Set task -
Quote the entries in full, character for character, without their images.

(Records from a collection of figures)
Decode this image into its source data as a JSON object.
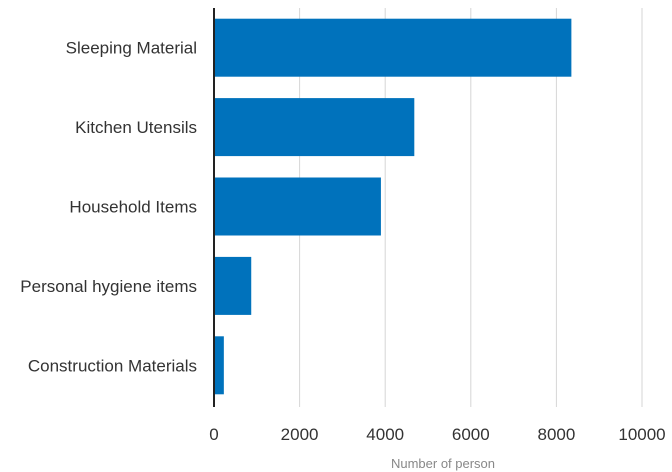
{
  "chart_data": {
    "type": "bar",
    "orientation": "horizontal",
    "categories": [
      "Sleeping Material",
      "Kitchen Utensils",
      "Household Items",
      "Personal hygiene items",
      "Construction Materials"
    ],
    "values": [
      8350,
      4680,
      3900,
      870,
      230
    ],
    "xlabel": "Number of person",
    "xlim": [
      0,
      10000
    ],
    "xticks": [
      0,
      2000,
      4000,
      6000,
      8000,
      10000
    ],
    "grid": true,
    "bar_color": "#0072bc"
  }
}
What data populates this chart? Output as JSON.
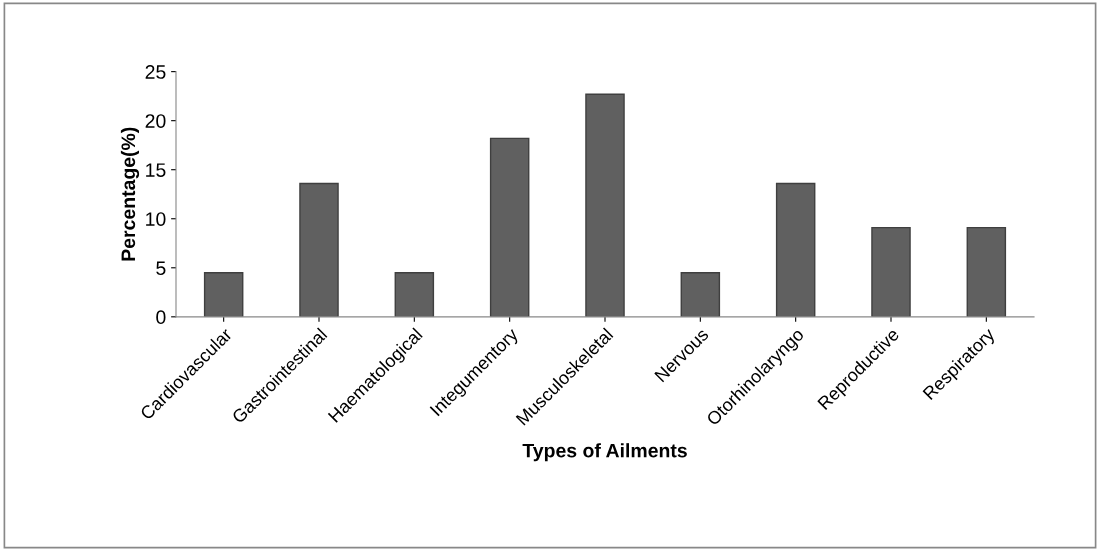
{
  "chart_data": {
    "type": "bar",
    "xlabel": "Types of Ailments",
    "ylabel": "Percentage(%)",
    "categories": [
      "Cardiovascular",
      "Gastrointestinal",
      "Haematological",
      "Integumentory",
      "Musculoskeletal",
      "Nervous",
      "Otorhinolaryngo",
      "Reproductive",
      "Respiratory"
    ],
    "values": [
      4.5,
      13.6,
      4.5,
      18.2,
      22.7,
      4.5,
      13.6,
      9.1,
      9.1
    ],
    "color": "#606060",
    "ylim": [
      0,
      25
    ],
    "yticks": [
      0,
      5,
      10,
      15,
      20,
      25
    ],
    "grid": false,
    "legend": false
  }
}
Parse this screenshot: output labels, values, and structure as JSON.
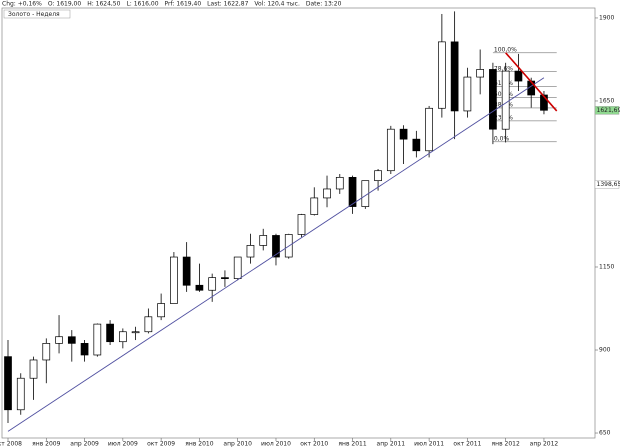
{
  "chart_data": {
    "type": "candlestick",
    "header": [
      "Chg: +0,16%",
      "O: 1619,00",
      "H: 1624,50",
      "L: 1616,00",
      "Prf: 1619,40",
      "Last: 1622,87",
      "Vol: 120,4 тыс.",
      "Date: 13:20"
    ],
    "x": [
      "2008-10",
      "2008-11",
      "2008-12",
      "2009-01",
      "2009-02",
      "2009-03",
      "2009-04",
      "2009-05",
      "2009-06",
      "2009-07",
      "2009-08",
      "2009-09",
      "2009-10",
      "2009-11",
      "2009-12",
      "2010-01",
      "2010-02",
      "2010-03",
      "2010-04",
      "2010-05",
      "2010-06",
      "2010-07",
      "2010-08",
      "2010-09",
      "2010-10",
      "2010-11",
      "2010-12",
      "2011-01",
      "2011-02",
      "2011-03",
      "2011-04",
      "2011-05",
      "2011-06",
      "2011-07",
      "2011-08",
      "2011-09",
      "2011-10",
      "2011-11",
      "2011-12",
      "2012-01",
      "2012-02",
      "2012-03",
      "2012-04"
    ],
    "series": [
      {
        "name": "Золото - Неделя",
        "up_color": "#ffffff",
        "down_color": "#000000",
        "open": [
          880,
          720,
          815,
          870,
          920,
          940,
          920,
          885,
          978,
          925,
          955,
          955,
          1000,
          1040,
          1180,
          1095,
          1080,
          1118,
          1115,
          1180,
          1215,
          1245,
          1180,
          1248,
          1308,
          1358,
          1385,
          1420,
          1332,
          1410,
          1440,
          1565,
          1535,
          1500,
          1628,
          1828,
          1620,
          1722,
          1745,
          1565,
          1740,
          1710,
          1668
        ],
        "high": [
          930,
          830,
          880,
          935,
          1005,
          960,
          930,
          980,
          990,
          965,
          970,
          1025,
          1070,
          1195,
          1225,
          1160,
          1130,
          1140,
          1180,
          1250,
          1265,
          1250,
          1250,
          1310,
          1390,
          1425,
          1430,
          1425,
          1410,
          1445,
          1575,
          1577,
          1560,
          1635,
          1912,
          1920,
          1750,
          1805,
          1765,
          1765,
          1792,
          1720,
          1680
        ],
        "low": [
          680,
          705,
          750,
          800,
          890,
          865,
          865,
          880,
          915,
          905,
          930,
          950,
          990,
          1040,
          1075,
          1075,
          1045,
          1090,
          1110,
          1160,
          1200,
          1155,
          1175,
          1240,
          1305,
          1330,
          1370,
          1310,
          1325,
          1380,
          1430,
          1460,
          1480,
          1480,
          1600,
          1535,
          1600,
          1670,
          1520,
          1525,
          1680,
          1630,
          1610
        ],
        "close": [
          720,
          815,
          870,
          920,
          940,
          920,
          885,
          978,
          925,
          955,
          955,
          1000,
          1040,
          1180,
          1095,
          1080,
          1118,
          1115,
          1180,
          1215,
          1245,
          1180,
          1248,
          1308,
          1358,
          1385,
          1420,
          1332,
          1410,
          1440,
          1565,
          1535,
          1500,
          1628,
          1828,
          1620,
          1722,
          1745,
          1565,
          1740,
          1710,
          1668,
          1622
        ]
      }
    ],
    "xlim": [
      "2008-10",
      "2012-08"
    ],
    "xticks": [
      {
        "value": "2008-10",
        "label": "окт 2008"
      },
      {
        "value": "2009-01",
        "label": "янв 2009"
      },
      {
        "value": "2009-04",
        "label": "апр 2009"
      },
      {
        "value": "2009-07",
        "label": "июл 2009"
      },
      {
        "value": "2009-10",
        "label": "окт 2009"
      },
      {
        "value": "2010-01",
        "label": "янв 2010"
      },
      {
        "value": "2010-04",
        "label": "апр 2010"
      },
      {
        "value": "2010-07",
        "label": "июл 2010"
      },
      {
        "value": "2010-10",
        "label": "окт 2010"
      },
      {
        "value": "2011-01",
        "label": "янв 2011"
      },
      {
        "value": "2011-04",
        "label": "апр 2011"
      },
      {
        "value": "2011-07",
        "label": "июл 2011"
      },
      {
        "value": "2011-10",
        "label": "окт 2011"
      },
      {
        "value": "2012-01",
        "label": "янв 2012"
      },
      {
        "value": "2012-04",
        "label": "апр 2012"
      }
    ],
    "ylim": [
      635,
      1930
    ],
    "yticks": [
      650,
      900,
      1150,
      1650,
      1900
    ],
    "price_labels": [
      {
        "value": 1621.69,
        "label": "1621,69",
        "color": "#90d890"
      },
      {
        "value": 1398.65,
        "label": "1398,65",
        "color": "#ffffff"
      }
    ],
    "lines": [
      {
        "color": "#5050a0",
        "x": [
          "2008-10",
          "2012-04"
        ],
        "y": [
          655,
          1720
        ]
      },
      {
        "color": "#cc0000",
        "x": [
          "2012-01",
          "2012-05"
        ],
        "y": [
          1795,
          1620
        ]
      }
    ],
    "fibonacci": {
      "color": "#555555",
      "x": [
        "2011-12",
        "2012-05"
      ],
      "levels": [
        {
          "value": 1795,
          "label": "100,0%"
        },
        {
          "value": 1738,
          "label": "78,6%"
        },
        {
          "value": 1693,
          "label": "61,8%"
        },
        {
          "value": 1661,
          "label": "50,0%"
        },
        {
          "value": 1629,
          "label": "38,2%"
        },
        {
          "value": 1590,
          "label": "23,6%"
        },
        {
          "value": 1527,
          "label": "0,0%"
        }
      ]
    }
  }
}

Solution for this task -
Decode this image into its source data as a JSON object.
{
  "chart_data": {
    "type": "bar",
    "orientation": "horizontal",
    "categories": [
      "Sleeping Material",
      "Kitchen Utensils",
      "Household Items",
      "Personal hygiene items",
      "Construction Materials"
    ],
    "values": [
      8350,
      4680,
      3900,
      870,
      230
    ],
    "xlabel": "Number of person",
    "xlim": [
      0,
      10000
    ],
    "xticks": [
      0,
      2000,
      4000,
      6000,
      8000,
      10000
    ],
    "grid": true,
    "bar_color": "#0072bc"
  }
}
What data populates this chart? Output as JSON.
{
  "chart_data": {
    "type": "bar",
    "xlabel": "Types of Ailments",
    "ylabel": "Percentage(%)",
    "categories": [
      "Cardiovascular",
      "Gastrointestinal",
      "Haematological",
      "Integumentory",
      "Musculoskeletal",
      "Nervous",
      "Otorhinolaryngo",
      "Reproductive",
      "Respiratory"
    ],
    "values": [
      4.5,
      13.6,
      4.5,
      18.2,
      22.7,
      4.5,
      13.6,
      9.1,
      9.1
    ],
    "color": "#606060",
    "ylim": [
      0,
      25
    ],
    "yticks": [
      0,
      5,
      10,
      15,
      20,
      25
    ],
    "grid": false,
    "legend": false
  }
}
Parse this screenshot: output labels, values, and structure as JSON.
{
  "chart_data": {
    "type": "candlestick",
    "header": [
      "Chg: +0,16%",
      "O: 1619,00",
      "H: 1624,50",
      "L: 1616,00",
      "Prf: 1619,40",
      "Last: 1622,87",
      "Vol: 120,4 тыс.",
      "Date: 13:20"
    ],
    "x": [
      "2008-10",
      "2008-11",
      "2008-12",
      "2009-01",
      "2009-02",
      "2009-03",
      "2009-04",
      "2009-05",
      "2009-06",
      "2009-07",
      "2009-08",
      "2009-09",
      "2009-10",
      "2009-11",
      "2009-12",
      "2010-01",
      "2010-02",
      "2010-03",
      "2010-04",
      "2010-05",
      "2010-06",
      "2010-07",
      "2010-08",
      "2010-09",
      "2010-10",
      "2010-11",
      "2010-12",
      "2011-01",
      "2011-02",
      "2011-03",
      "2011-04",
      "2011-05",
      "2011-06",
      "2011-07",
      "2011-08",
      "2011-09",
      "2011-10",
      "2011-11",
      "2011-12",
      "2012-01",
      "2012-02",
      "2012-03",
      "2012-04"
    ],
    "series": [
      {
        "name": "Золото - Неделя",
        "up_color": "#ffffff",
        "down_color": "#000000",
        "open": [
          880,
          720,
          815,
          870,
          920,
          940,
          920,
          885,
          978,
          925,
          955,
          955,
          1000,
          1040,
          1180,
          1095,
          1080,
          1118,
          1115,
          1180,
          1215,
          1245,
          1180,
          1248,
          1308,
          1358,
          1385,
          1420,
          1332,
          1410,
          1440,
          1565,
          1535,
          1500,
          1628,
          1828,
          1620,
          1722,
          1745,
          1565,
          1740,
          1710,
          1668
        ],
        "high": [
          930,
          830,
          880,
          935,
          1005,
          960,
          930,
          980,
          990,
          965,
          970,
          1025,
          1070,
          1195,
          1225,
          1160,
          1130,
          1140,
          1180,
          1250,
          1265,
          1250,
          1250,
          1310,
          1390,
          1425,
          1430,
          1425,
          1410,
          1445,
          1575,
          1577,
          1560,
          1635,
          1912,
          1920,
          1750,
          1805,
          1765,
          1765,
          1792,
          1720,
          1680
        ],
        "low": [
          680,
          705,
          750,
          800,
          890,
          865,
          865,
          880,
          915,
          905,
          930,
          950,
          990,
          1040,
          1075,
          1075,
          1045,
          1090,
          1110,
          1160,
          1200,
          1155,
          1175,
          1240,
          1305,
          1330,
          1370,
          1310,
          1325,
          1380,
          1430,
          1460,
          1480,
          1480,
          1600,
          1535,
          1600,
          1670,
          1520,
          1525,
          1680,
          1630,
          1610
        ],
        "close": [
          720,
          815,
          870,
          920,
          940,
          920,
          885,
          978,
          925,
          955,
          955,
          1000,
          1040,
          1180,
          1095,
          1080,
          1118,
          1115,
          1180,
          1215,
          1245,
          1180,
          1248,
          1308,
          1358,
          1385,
          1420,
          1332,
          1410,
          1440,
          1565,
          1535,
          1500,
          1628,
          1828,
          1620,
          1722,
          1745,
          1565,
          1740,
          1710,
          1668,
          1622
        ]
      }
    ],
    "xlim": [
      "2008-10",
      "2012-08"
    ],
    "xticks": [
      {
        "value": "2008-10",
        "label": "окт 2008"
      },
      {
        "value": "2009-01",
        "label": "янв 2009"
      },
      {
        "value": "2009-04",
        "label": "апр 2009"
      },
      {
        "value": "2009-07",
        "label": "июл 2009"
      },
      {
        "value": "2009-10",
        "label": "окт 2009"
      },
      {
        "value": "2010-01",
        "label": "янв 2010"
      },
      {
        "value": "2010-04",
        "label": "апр 2010"
      },
      {
        "value": "2010-07",
        "label": "июл 2010"
      },
      {
        "value": "2010-10",
        "label": "окт 2010"
      },
      {
        "value": "2011-01",
        "label": "янв 2011"
      },
      {
        "value": "2011-04",
        "label": "апр 2011"
      },
      {
        "value": "2011-07",
        "label": "июл 2011"
      },
      {
        "value": "2011-10",
        "label": "окт 2011"
      },
      {
        "value": "2012-01",
        "label": "янв 2012"
      },
      {
        "value": "2012-04",
        "label": "апр 2012"
      }
    ],
    "ylim": [
      635,
      1930
    ],
    "yticks": [
      650,
      900,
      1150,
      1650,
      1900
    ],
    "price_labels": [
      {
        "value": 1621.69,
        "label": "1621,69",
        "color": "#90d890"
      },
      {
        "value": 1398.65,
        "label": "1398,65",
        "color": "#ffffff"
      }
    ],
    "lines": [
      {
        "color": "#5050a0",
        "x": [
          "2008-10",
          "2012-04"
        ],
        "y": [
          655,
          1720
        ]
      },
      {
        "color": "#cc0000",
        "x": [
          "2012-01",
          "2012-05"
        ],
        "y": [
          1795,
          1620
        ]
      }
    ],
    "fibonacci": {
      "color": "#555555",
      "x": [
        "2011-12",
        "2012-05"
      ],
      "levels": [
        {
          "value": 1795,
          "label": "100,0%"
        },
        {
          "value": 1738,
          "label": "78,6%"
        },
        {
          "value": 1693,
          "label": "61,8%"
        },
        {
          "value": 1661,
          "label": "50,0%"
        },
        {
          "value": 1629,
          "label": "38,2%"
        },
        {
          "value": 1590,
          "label": "23,6%"
        },
        {
          "value": 1527,
          "label": "0,0%"
        }
      ]
    }
  }
}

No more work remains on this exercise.